TITLE: Learn Exceptions Later AUTHOR: Eugene Wallingford DATE: September 26, 2017 3:58 PM DESC: ----- BODY: Yesterday, I mentioned rewriting the rules for computing FIRST and FOLLOW sets using only "plain English". As I was refactoring my descriptions, I realized that one of the reasons students have difficulty with many textbook treatments of the algorithms is that the books give complete and correct definitions of the sets upfront. The presence of X := ε rules complicates the construction of both sets, but they are unnecessary to understanding the commonsense ideas that motivate the sets. Trying to deal with ε too soon can interfere with the students learning what they need to learn in order to eventually understand ε! When I left the ε rules out of my descriptions, I ended up with what I thought were an approachable set of rules:

The FIRST set of a terminal contains only the terminal itself.

To compute FIRST for a non-terminal X, find all of the grammar rules that have X on the lefthand side. Add to FIRST(X) all of the items in the FIRST set of the first symbol of each righthand side.

The FOLLOW set of the start symbol contains the end-of-stream marker.

To compute FOLLOW for a non-terminal X, find all of the grammar rules that have X on the righthand side. If X is followed by a symbol in the rule, add to FOLLOW(X) all of the items in the FIRST set of that symbol. If X is the last symbol in the rule, add to FOLLOW(X) all of the items in the FOLLOW set of the symbol on the rule's lefthand side.

SUPPLIED ENTRIES:
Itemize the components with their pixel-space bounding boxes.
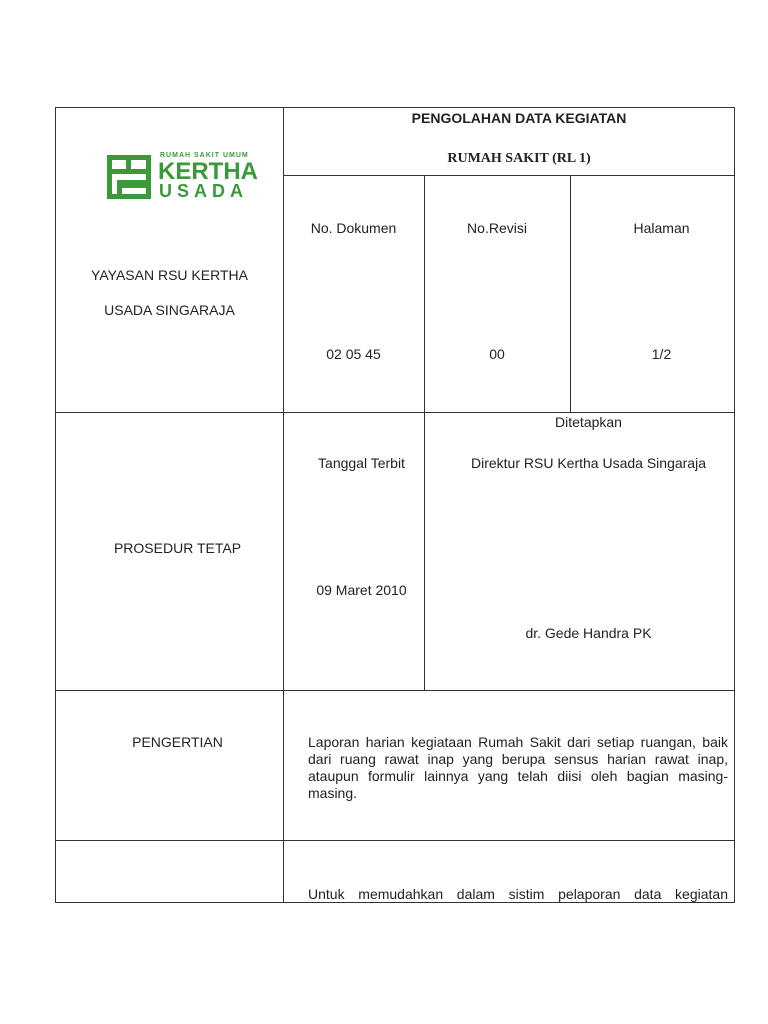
purpose-text: Untuk memudahkan dalam sistim pelaporan data kegiatan (308, 886, 728, 902)
director-title: Direktur RSU Kertha Usada Singaraja (471, 455, 706, 471)
revision-label: No.Revisi (467, 220, 527, 236)
definition-divider (56, 840, 735, 841)
doc-no-label: No. Dokumen (310, 220, 397, 236)
revision-divider (570, 175, 571, 413)
definition-text: Laporan harian kegiataan Rumah Sakit dari setiap ruangan, baik dari ruang rawat inap yang berupa sensus harian rawat inap, ataupun formulir lainnya yang telah diisi oleh bagian masing-masing. (308, 734, 728, 801)
procedure-label: PROSEDUR TETAP (113, 540, 242, 556)
signer-name: dr. Gede Handra PK (525, 625, 652, 641)
logo-name-line1: KERTHA (158, 158, 258, 185)
definition-label: PENGERTIAN (132, 734, 223, 750)
header-title-divider (283, 175, 735, 176)
logo-name-line2: USADA (159, 181, 249, 201)
logo-top-text: RUMAH SAKIT UMUM (160, 152, 249, 159)
established-label: Ditetapkan (555, 414, 622, 430)
document-table (55, 107, 735, 903)
doc-no-value: 02 05 45 (326, 346, 381, 362)
hospital-logo (106, 153, 256, 205)
org-name-line1: YAYASAN RSU KERTHA (91, 267, 248, 283)
org-name-line2: USADA SINGARAJA (104, 302, 235, 318)
document-subtitle: RUMAH SAKIT (RL 1) (447, 151, 591, 166)
document-title: PENGOLAHAN DATA KEGIATAN (411, 110, 627, 126)
doc-no-divider (424, 175, 425, 691)
issue-date-label: Tanggal Terbit (318, 455, 405, 471)
procedure-divider (56, 690, 735, 691)
page-value: 1/2 (651, 346, 672, 362)
page-label: Halaman (633, 220, 690, 236)
issue-date-value: 09 Maret 2010 (316, 582, 407, 598)
revision-value: 00 (489, 346, 505, 362)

SHORT TASK 1:
In the post on FIRST and FOLLOW sets, what does the FOLLOW set of the start symbol contain?
SHORT TASK 2:
Transcribe the post on FIRST and FOLLOW sets, beginning at the words "To compute FOLLOW" and stopping after "rule's lefthand side.".

CORRECT RESULT 1:
The end-of-stream marker.

CORRECT RESULT 2:
To compute FOLLOW for a non-terminal X, find all of the grammar rules that have X on the righthand side. If X is followed by a symbol in the rule, add to FOLLOW(X) all of the items in the FIRST set of that symbol. If X is the last symbol in the rule, add to FOLLOW(X) all of the items in the FOLLOW set of the symbol on the rule's lefthand side.